==== Input

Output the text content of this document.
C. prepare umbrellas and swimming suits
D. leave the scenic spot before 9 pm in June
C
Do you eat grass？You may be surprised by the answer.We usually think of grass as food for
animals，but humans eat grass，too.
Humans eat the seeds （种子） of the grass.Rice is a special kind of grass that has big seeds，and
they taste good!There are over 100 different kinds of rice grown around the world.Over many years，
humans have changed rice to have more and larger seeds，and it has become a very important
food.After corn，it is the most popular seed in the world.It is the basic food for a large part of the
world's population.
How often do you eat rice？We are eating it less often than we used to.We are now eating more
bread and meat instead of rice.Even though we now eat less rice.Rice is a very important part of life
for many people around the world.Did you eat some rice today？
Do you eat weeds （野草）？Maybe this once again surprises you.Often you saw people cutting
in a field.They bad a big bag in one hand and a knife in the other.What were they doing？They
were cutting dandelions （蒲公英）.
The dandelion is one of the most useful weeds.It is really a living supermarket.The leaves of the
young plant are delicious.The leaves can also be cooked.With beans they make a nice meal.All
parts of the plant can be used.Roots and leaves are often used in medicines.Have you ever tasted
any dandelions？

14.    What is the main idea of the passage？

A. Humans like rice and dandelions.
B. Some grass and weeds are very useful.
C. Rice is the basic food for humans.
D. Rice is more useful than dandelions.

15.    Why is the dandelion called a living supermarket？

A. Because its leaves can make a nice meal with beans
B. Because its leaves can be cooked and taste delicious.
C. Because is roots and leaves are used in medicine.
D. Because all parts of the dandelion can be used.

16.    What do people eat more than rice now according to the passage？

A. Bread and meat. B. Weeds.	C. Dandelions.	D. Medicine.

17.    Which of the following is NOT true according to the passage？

========
==== Input

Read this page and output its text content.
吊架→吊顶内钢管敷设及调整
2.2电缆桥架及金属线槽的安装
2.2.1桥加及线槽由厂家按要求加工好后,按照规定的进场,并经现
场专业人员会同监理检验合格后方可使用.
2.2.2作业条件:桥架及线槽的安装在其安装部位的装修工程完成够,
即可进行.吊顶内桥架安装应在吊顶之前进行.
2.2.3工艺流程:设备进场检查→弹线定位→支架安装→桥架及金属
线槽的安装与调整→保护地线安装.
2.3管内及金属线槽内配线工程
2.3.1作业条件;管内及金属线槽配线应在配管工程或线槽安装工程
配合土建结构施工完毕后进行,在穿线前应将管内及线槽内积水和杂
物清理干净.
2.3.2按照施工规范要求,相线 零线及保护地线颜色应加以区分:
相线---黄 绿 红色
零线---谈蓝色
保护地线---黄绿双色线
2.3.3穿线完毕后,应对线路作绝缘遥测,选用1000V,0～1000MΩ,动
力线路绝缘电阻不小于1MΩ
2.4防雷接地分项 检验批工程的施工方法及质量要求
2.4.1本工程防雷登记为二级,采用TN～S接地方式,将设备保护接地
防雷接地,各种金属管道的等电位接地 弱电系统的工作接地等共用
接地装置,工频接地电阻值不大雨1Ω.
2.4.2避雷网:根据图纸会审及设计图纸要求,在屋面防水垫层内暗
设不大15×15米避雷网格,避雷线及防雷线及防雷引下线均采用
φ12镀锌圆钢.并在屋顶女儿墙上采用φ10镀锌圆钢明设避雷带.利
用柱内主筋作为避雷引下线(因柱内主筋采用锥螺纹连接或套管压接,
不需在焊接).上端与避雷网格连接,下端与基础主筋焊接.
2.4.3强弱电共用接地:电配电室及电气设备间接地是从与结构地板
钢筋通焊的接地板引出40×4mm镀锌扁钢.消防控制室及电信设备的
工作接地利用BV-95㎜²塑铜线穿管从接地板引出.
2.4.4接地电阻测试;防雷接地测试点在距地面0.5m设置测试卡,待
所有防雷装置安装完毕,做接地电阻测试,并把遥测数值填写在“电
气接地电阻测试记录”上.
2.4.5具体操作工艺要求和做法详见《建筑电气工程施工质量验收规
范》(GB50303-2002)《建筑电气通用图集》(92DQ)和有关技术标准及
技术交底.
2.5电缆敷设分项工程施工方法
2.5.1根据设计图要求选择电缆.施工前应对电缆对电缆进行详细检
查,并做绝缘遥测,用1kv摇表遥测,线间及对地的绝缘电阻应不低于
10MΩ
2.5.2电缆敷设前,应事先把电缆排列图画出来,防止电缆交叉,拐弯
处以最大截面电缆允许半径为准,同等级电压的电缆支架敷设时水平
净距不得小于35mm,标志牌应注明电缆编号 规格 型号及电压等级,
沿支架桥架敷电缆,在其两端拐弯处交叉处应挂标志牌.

========
==== Input

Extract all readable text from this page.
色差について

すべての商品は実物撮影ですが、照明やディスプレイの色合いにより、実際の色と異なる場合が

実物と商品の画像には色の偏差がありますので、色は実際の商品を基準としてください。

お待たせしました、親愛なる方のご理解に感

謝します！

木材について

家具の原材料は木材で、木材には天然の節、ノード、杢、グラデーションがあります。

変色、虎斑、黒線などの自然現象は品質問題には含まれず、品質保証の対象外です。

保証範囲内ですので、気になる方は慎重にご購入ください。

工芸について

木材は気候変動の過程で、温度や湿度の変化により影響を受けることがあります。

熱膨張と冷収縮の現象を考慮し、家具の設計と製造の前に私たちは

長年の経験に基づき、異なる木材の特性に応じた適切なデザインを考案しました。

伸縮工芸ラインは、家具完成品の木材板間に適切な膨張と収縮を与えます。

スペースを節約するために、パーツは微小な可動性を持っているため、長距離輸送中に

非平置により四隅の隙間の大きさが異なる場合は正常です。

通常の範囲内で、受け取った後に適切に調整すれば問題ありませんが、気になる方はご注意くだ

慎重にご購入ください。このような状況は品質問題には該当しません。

========

**Written problem**
Output nothing but the number of lines in the data containing the string "content".

**Response to the exercise**
2